Source extract:
## start
Open Design & Citizen-Centered Innovation at Tate Exchange 2019

Open Design & Manufacturing OD&M in collaboration with Digital Maker Collective at Tate Exchange 2019

A case study report about the EU Open Design and Manufacturing (OD&M) project at Tate Exchange, in association with the University of the Arts London (UAL) Digital Maker Collective (DMC) and Beta Society. Co-funded by the Erasmus+ Programme of the European Union.

Download the below report here: PDF icon OD&M x Tate 19_REPORT.pdf (1002.05 KB)

Report by: Chris Follows and Rosie Munro Kerr
Design by: Jorge García Redondo

Introduction:

Since September 2018 the Digital Maker Collective (DMC), a group of University of the Arts London (UAL) staff, students, alumni, have been developing a project titled ‘Beta Society’. The project aimed to establish an open and collaborative community to raise awareness and support greater diversity and equality of opportunity in technology, education and the arts.

Beta Society is a collaboration between the DMC and community/industry partners (see below))that supports projects exploring the impacts of technology on society. Working across public, private and industry sectors, it champions diversity and equality of opportunity in the technology industries, education and the arts.

This case study highlights the contribution of the Open Design and Manufacturing Project to the development of Beta Society and the launch event at the Tate Exchange (5-10 March 2019). Beta Society has been developed in collaboration with the following partners:

OD&M project collaborators

  • UAL Digital Maker Collective, staff, students and alumni, University of the Arts (UAL)
  • MA Industrial Design, Central Saint Martins
  • Open Design and Manufacturing (OD&M) Project, EU funded knowledge alliance

Social community organisations

  • Child Rights International Network (CRIN) A creative think tank that supports dynamic perspectives on human rights, specifically focussed on child rights and environmental impact.
  • Lionheart in the Community A social organisation based in Loughborough Junction that empowers local communities through sport, apprenticeships and International Youth Exchange.
  • Black Thrive A partnership for black well being, addressing systemic issues which contribute to poor mental health outcomes for people from black communities.

Industry collaborator

  • Happy Finish An innovative creative production studio specialising in retouch, CGI, XR, AI, Motion VFX and animation.

Tate Exchange

  • An experimental space for collaboration and discovery through art. Located in the Tate Modern, London. The DMC is a founding associate of Tate Exchange.

Aims and Objectives

The focus of the week’s activity was collaborative and based on a process of exploration. As such, specific expectations and intended outcomes of the event were undefined prior to the event.
Beta Society event partners including OD&M and Digital Maker Collective all broadly shared the same aims for the Tate Exchange event:

  • Engage the public in open debate and activities which explore impacts of technology on society
  • Build networks and partnerships through collaborative activity.
  • Gain better understanding and perspectives of socially engaged practice
  • Interrogate barriers to educational access and develop steps towards equality of opportunity
  • Explore practices of open design and citizen centered innovation in response to societal challenges.
  • Create and test spaces and processes for initiating open discussion, debate and exploration of ideas.
## end
Layout coordinate data:
## start
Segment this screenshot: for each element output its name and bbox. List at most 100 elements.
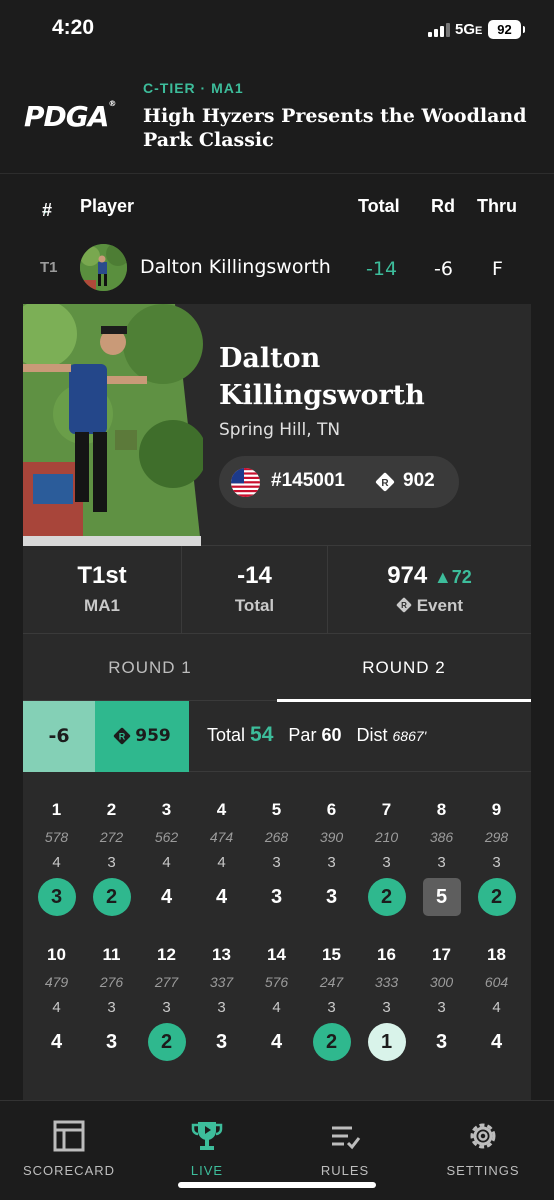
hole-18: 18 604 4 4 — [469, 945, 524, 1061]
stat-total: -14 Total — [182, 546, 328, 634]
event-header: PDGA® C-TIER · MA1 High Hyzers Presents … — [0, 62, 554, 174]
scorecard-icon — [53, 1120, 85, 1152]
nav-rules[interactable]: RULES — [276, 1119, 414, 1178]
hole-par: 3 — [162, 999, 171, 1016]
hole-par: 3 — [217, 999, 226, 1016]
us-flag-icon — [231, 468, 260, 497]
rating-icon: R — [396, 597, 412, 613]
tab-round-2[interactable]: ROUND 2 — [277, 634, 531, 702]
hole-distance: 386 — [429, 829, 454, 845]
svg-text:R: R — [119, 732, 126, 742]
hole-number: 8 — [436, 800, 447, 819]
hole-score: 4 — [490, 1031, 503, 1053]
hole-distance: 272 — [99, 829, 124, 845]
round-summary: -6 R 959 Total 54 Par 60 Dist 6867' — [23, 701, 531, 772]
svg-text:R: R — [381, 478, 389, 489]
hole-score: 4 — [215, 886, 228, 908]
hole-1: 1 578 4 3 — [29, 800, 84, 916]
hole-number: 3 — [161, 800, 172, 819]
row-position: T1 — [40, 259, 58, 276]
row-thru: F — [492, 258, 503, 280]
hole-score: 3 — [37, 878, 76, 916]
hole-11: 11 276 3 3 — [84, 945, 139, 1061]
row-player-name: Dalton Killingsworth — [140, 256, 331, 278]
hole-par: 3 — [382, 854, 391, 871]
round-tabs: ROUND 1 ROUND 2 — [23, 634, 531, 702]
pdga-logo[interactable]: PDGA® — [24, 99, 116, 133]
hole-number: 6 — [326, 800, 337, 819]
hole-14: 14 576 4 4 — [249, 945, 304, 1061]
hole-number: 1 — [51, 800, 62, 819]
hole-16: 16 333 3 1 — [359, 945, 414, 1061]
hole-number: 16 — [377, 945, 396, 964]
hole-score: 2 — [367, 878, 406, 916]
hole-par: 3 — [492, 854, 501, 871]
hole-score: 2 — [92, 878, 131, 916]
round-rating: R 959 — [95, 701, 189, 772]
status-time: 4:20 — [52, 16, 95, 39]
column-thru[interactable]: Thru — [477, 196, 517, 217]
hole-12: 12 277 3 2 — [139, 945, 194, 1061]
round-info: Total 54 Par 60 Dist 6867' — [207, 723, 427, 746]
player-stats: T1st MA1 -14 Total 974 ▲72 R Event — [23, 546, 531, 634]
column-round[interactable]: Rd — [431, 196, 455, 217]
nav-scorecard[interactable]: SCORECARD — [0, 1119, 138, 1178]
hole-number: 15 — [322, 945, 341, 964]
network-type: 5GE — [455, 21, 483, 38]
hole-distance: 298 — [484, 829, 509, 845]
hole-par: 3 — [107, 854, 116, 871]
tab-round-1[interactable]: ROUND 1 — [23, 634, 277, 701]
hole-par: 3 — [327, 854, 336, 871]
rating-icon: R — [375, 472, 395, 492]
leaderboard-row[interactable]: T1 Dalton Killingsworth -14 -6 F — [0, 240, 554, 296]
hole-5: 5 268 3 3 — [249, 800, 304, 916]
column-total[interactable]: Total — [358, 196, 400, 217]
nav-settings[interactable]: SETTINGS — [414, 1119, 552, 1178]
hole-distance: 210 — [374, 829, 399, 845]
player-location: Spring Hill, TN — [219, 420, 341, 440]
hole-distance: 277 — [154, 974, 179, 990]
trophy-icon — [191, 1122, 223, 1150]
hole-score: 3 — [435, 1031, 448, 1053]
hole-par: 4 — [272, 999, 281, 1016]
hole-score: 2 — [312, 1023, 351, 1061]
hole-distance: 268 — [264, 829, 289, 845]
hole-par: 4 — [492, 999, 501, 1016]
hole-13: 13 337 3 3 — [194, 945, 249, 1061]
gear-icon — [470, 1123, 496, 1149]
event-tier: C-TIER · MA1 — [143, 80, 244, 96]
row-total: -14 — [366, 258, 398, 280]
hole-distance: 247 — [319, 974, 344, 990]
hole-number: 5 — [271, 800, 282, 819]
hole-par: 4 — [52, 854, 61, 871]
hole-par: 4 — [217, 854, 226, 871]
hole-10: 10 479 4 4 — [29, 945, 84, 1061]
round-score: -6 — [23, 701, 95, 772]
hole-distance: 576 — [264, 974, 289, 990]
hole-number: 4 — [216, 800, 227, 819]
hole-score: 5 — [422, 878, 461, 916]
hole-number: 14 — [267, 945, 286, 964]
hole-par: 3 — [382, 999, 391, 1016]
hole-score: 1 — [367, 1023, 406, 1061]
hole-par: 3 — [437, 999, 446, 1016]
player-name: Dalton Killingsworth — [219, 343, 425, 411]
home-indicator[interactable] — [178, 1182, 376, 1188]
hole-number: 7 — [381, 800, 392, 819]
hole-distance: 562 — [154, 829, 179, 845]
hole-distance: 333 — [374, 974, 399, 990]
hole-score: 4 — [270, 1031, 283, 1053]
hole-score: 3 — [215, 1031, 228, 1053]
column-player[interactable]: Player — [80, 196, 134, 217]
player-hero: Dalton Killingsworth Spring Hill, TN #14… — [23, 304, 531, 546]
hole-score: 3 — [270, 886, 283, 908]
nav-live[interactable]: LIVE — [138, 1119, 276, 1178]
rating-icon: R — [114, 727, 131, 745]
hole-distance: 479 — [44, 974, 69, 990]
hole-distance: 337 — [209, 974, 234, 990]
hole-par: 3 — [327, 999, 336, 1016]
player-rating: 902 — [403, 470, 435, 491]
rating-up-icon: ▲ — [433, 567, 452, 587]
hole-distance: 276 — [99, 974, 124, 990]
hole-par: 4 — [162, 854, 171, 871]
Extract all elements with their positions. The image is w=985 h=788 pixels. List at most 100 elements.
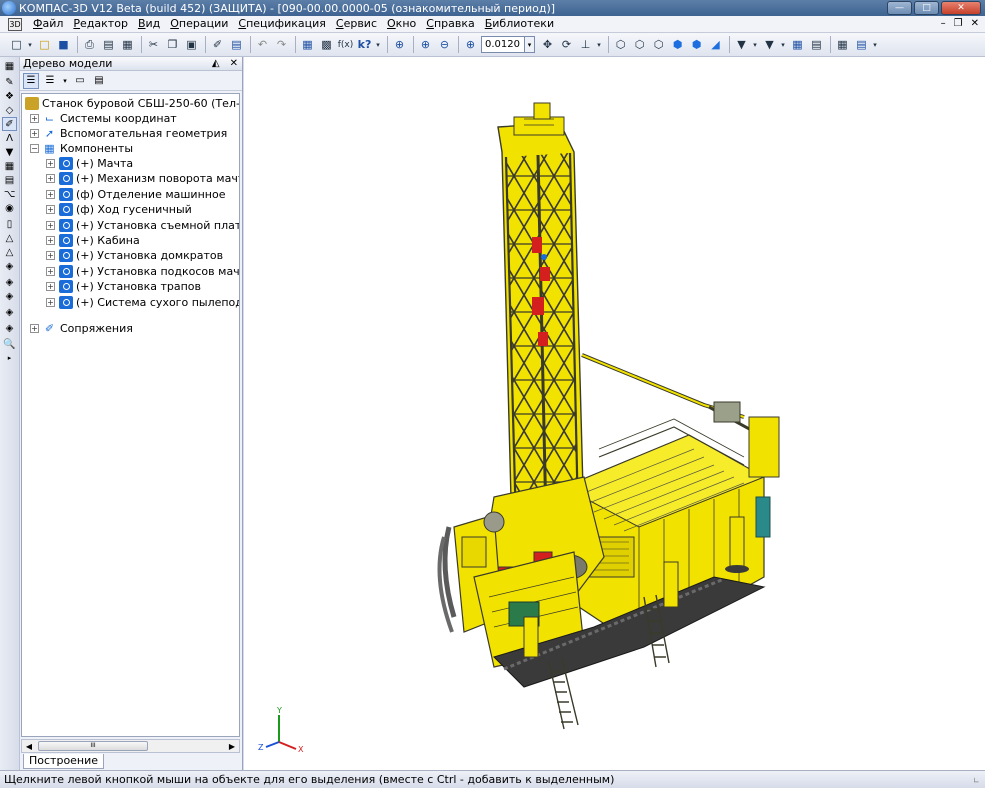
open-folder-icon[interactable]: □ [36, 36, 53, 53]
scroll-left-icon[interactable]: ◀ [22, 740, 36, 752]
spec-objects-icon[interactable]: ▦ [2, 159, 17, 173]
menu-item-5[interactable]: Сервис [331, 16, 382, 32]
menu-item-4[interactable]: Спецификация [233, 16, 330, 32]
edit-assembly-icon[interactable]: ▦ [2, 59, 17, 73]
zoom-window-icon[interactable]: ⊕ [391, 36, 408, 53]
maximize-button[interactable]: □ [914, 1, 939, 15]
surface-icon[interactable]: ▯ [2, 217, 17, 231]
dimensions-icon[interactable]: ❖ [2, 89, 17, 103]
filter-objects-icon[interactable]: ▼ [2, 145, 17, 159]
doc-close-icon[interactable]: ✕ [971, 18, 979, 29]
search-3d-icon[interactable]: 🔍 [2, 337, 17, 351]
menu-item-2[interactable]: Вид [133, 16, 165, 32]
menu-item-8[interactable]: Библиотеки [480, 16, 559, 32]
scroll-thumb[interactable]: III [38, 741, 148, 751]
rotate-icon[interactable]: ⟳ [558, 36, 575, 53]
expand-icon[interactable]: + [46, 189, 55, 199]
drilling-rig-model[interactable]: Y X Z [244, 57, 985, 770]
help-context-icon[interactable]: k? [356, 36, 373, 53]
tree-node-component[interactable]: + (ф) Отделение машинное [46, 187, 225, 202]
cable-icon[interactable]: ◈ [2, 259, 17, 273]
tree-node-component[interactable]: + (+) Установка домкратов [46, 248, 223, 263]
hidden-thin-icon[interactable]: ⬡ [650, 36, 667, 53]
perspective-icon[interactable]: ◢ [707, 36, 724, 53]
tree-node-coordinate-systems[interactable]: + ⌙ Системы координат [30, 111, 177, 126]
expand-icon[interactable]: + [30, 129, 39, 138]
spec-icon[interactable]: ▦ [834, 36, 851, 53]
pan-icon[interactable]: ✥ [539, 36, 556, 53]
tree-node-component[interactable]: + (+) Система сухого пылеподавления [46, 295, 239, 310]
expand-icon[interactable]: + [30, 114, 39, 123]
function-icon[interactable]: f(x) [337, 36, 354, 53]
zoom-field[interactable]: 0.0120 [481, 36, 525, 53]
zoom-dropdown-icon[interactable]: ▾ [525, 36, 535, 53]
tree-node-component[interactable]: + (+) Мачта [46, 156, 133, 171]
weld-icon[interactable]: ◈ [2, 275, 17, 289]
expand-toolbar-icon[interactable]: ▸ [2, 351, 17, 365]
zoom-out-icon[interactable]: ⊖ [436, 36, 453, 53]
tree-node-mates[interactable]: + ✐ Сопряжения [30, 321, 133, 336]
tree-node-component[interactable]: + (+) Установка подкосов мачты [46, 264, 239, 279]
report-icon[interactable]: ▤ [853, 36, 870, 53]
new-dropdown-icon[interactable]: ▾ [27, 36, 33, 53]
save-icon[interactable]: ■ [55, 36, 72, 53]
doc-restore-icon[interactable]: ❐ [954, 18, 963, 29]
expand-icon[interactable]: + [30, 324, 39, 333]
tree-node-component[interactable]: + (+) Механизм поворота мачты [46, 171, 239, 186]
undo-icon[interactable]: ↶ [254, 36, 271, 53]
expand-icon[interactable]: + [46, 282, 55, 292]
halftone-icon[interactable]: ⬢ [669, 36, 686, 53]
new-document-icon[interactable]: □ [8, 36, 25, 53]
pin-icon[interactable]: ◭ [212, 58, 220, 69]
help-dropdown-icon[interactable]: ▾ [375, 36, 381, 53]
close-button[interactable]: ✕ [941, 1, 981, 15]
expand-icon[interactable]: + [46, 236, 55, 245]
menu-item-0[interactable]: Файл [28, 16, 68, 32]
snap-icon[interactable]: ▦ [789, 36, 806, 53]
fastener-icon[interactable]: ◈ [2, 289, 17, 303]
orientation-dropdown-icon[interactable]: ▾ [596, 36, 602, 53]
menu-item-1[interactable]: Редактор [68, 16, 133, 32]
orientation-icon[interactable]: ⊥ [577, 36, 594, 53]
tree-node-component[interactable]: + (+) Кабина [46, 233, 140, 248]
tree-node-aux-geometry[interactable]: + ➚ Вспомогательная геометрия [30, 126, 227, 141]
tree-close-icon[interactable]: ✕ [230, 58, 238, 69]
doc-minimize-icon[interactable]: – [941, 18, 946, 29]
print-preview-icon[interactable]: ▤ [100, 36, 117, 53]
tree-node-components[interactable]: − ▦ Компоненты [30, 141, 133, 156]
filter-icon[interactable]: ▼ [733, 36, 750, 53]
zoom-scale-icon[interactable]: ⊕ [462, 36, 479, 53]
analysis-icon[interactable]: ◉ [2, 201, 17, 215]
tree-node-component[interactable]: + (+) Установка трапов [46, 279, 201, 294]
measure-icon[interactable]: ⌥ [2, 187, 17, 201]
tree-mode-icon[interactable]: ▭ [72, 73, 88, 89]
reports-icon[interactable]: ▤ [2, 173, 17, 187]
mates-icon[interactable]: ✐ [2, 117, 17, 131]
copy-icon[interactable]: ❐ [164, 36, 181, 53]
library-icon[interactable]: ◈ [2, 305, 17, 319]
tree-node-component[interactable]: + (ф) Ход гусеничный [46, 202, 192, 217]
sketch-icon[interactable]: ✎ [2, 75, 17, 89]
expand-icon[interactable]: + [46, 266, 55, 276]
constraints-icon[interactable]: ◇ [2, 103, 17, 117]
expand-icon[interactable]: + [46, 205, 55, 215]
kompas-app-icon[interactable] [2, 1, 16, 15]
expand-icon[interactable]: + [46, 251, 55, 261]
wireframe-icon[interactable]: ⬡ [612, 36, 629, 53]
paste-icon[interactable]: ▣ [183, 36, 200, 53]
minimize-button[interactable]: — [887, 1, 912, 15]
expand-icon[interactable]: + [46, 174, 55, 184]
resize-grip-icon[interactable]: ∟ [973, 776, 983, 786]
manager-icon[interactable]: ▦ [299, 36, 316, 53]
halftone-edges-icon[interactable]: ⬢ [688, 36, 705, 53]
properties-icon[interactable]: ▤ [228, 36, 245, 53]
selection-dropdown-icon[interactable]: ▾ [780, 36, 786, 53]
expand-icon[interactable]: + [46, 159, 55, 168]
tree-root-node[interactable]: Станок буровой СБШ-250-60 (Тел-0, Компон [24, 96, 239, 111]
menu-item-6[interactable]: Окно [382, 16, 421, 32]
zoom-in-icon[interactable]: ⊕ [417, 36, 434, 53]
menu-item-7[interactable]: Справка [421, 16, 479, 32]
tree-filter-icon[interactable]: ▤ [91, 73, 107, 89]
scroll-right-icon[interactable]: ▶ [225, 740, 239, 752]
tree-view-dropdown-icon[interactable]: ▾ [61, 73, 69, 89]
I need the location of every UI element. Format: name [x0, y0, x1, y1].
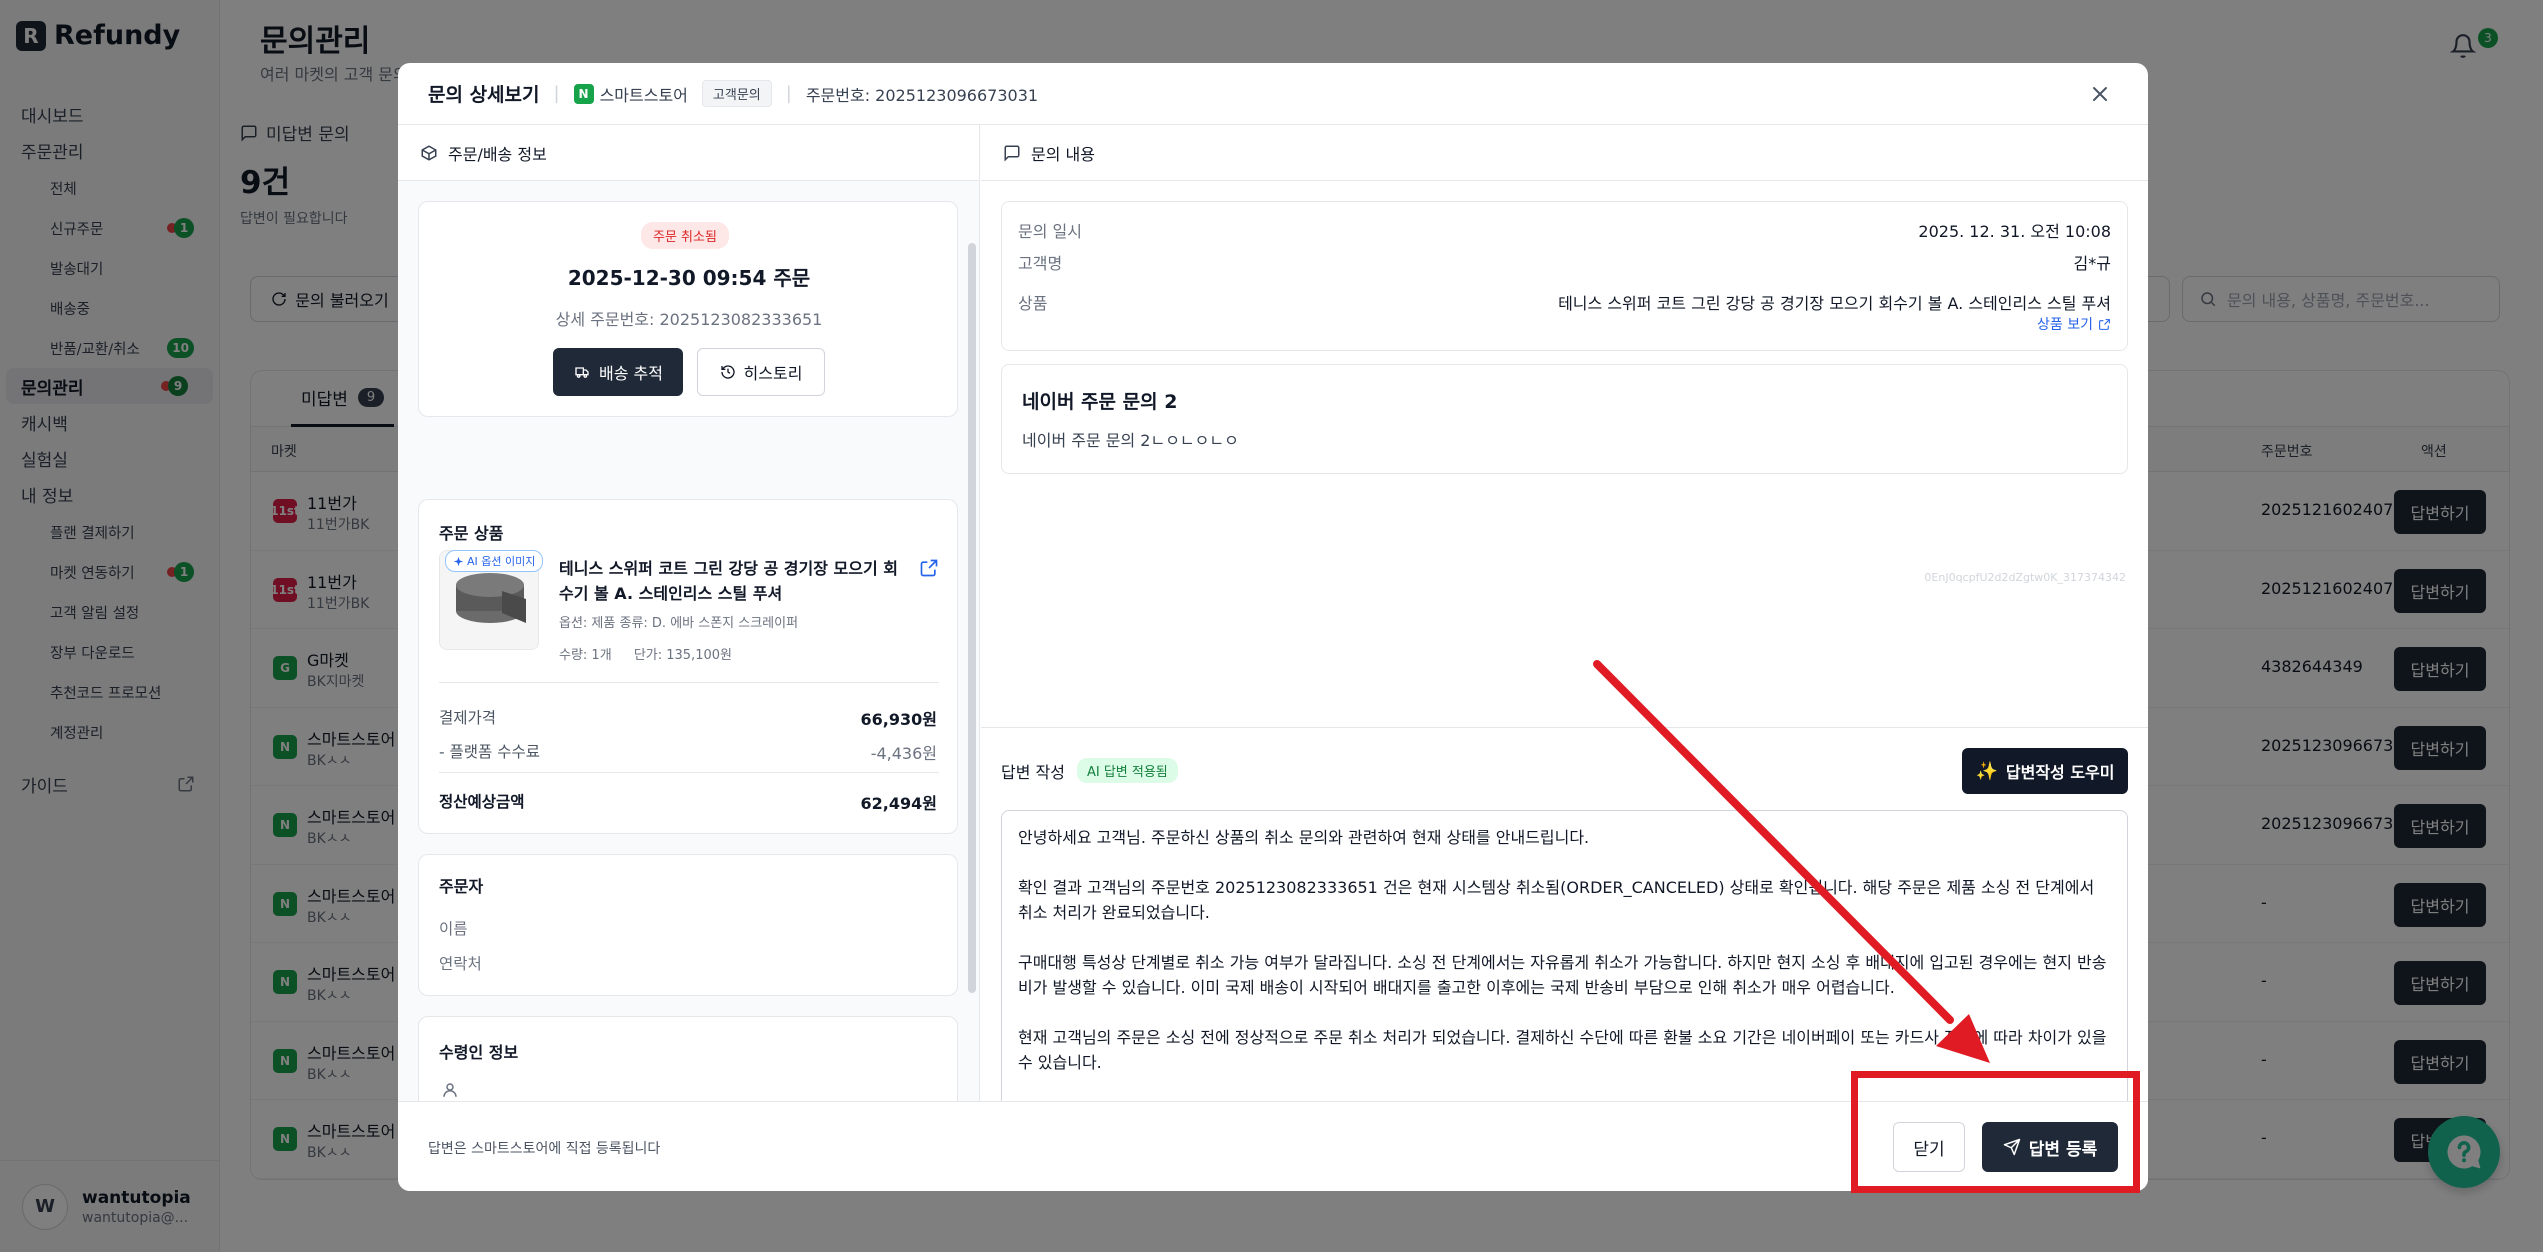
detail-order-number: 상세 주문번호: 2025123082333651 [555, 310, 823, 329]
## end
Work to complete:
a – Copy out the rows running from the line that contains "hole-18: 18 604 4 4 — [469, 945, 524, 1061]" through the line that contains "rating-icon: R — [396, 597, 412, 613]", including both of those lines.
b – Resume the report on the Open Design and Manufacturing event at Tate Exchange from where it stops.

Answers for the exercise:
a –
hole-18: 18 604 4 4 — [469, 945, 524, 1061]
stat-total: -14 Total — [182, 546, 328, 634]
event-header: PDGA® C-TIER · MA1 High Hyzers Presents … — [0, 62, 554, 174]
scorecard-icon — [53, 1120, 85, 1152]
nav-rules[interactable]: RULES — [276, 1119, 414, 1178]
hole-par: 3 — [162, 999, 171, 1016]
hole-par: 3 — [217, 999, 226, 1016]
us-flag-icon — [231, 468, 260, 497]
rating-icon: R — [396, 597, 412, 613]

b –
  • Relate ideas and themes explored to [each partner or participant’s] research endeavours.
  • Establish an open, creative and socially engaged community - consisting of students, education and technology sectors, social think tanks and the public - for further collaboration and action.

​OD&M & UAL specific aims and objectives:

  • Explore how citizen-centered innovation and open- access to education can provide solutions to societal challenges.
  • Dissolve divisions and structures of formal University curriculum.
  • Explore new and meaningful avenues for knowledge exchange and creative accreditation.
  • Embed and disseminate the OD&M project at UAL and externally.
  • Test participatory workshop models developed in other publics.

What we came to do: 
Explore Open Design through citizen-centered innovation

Between 5-10 March, the UAL Digital Maker Collective, OD&M project affiliates, industry and community partners were in residence at the Tate Exchange for the launch of Beta Society. The event was structured around participatory workshops, round-table discussions and debates on the following themes:

  • Citizen-centered innovation
  • Socially engaged practice
  • Community perspectives and community/organisation led provocations
  • Open design and open practice
  • Building a sustainable open education infrastructure
  • Equality of opportunities

The intention was to develop a new network of organisations, academia, industry and public to explore and reimagine a speculative society of equal opportunities. The ‘Beta Society’ network is an evolving concept and the event at Tate was the beginning of the journey.

OD&M at the Beta Society Event

Each day saw participatory and collaborative making activities and workshops in the ‘Action’ space paralleled by a series of programmed speakers, presentations and debates in the ‘Debate’ space.

The week was host to:

  • 45 participatory workshops
  • 35 speakers
  • 2437 Public Visitor

These activities were structured around the daily themes of:

  • Day 1: Introduction for event partners and the public
  • Day 2: Beta Utopia - Child Rights Led - Theme
  • Day 3: Common Language - Community Led - Theme
  • Day 4: Gender Diversity in Creative Technology (International Women’s Day)
  • Day 5 and 6: Beta Jam - General exploration of open/social practice and next steps

See full programme link ACTION and DEBATE and Beta Society event info on Tate website.

OD&M in the Action Space

Six students from UAL Central Saint Martins CSM MA Industrial Design who were engaged with OD&M related projects were invited to participate in the Beta Society event, all of whom are pursuing public-facing and socially engaged personal research projects. Their research projects shared thematic crossovers and interests with other Beta Society event partners:

  • Diversifying access to education and the arts through knowledge exchange and community engagement.
  • Challenging traditional learning models through co-learning, self-learning and learning through doing.
  • Open and participatory design methods and processes.
  • Community integration through design
  • Citizen-centered innovation
  • Design for a speculative future society

The OD&M students each had participatory workshops and activities, previously developed in other publics, for which they were seeking public interaction and feedback. A small number of these workshops could be applied to the daily theme of the Beta Society event and the publics of the Tate Exchange used as a direct ‘test case’ for personal research.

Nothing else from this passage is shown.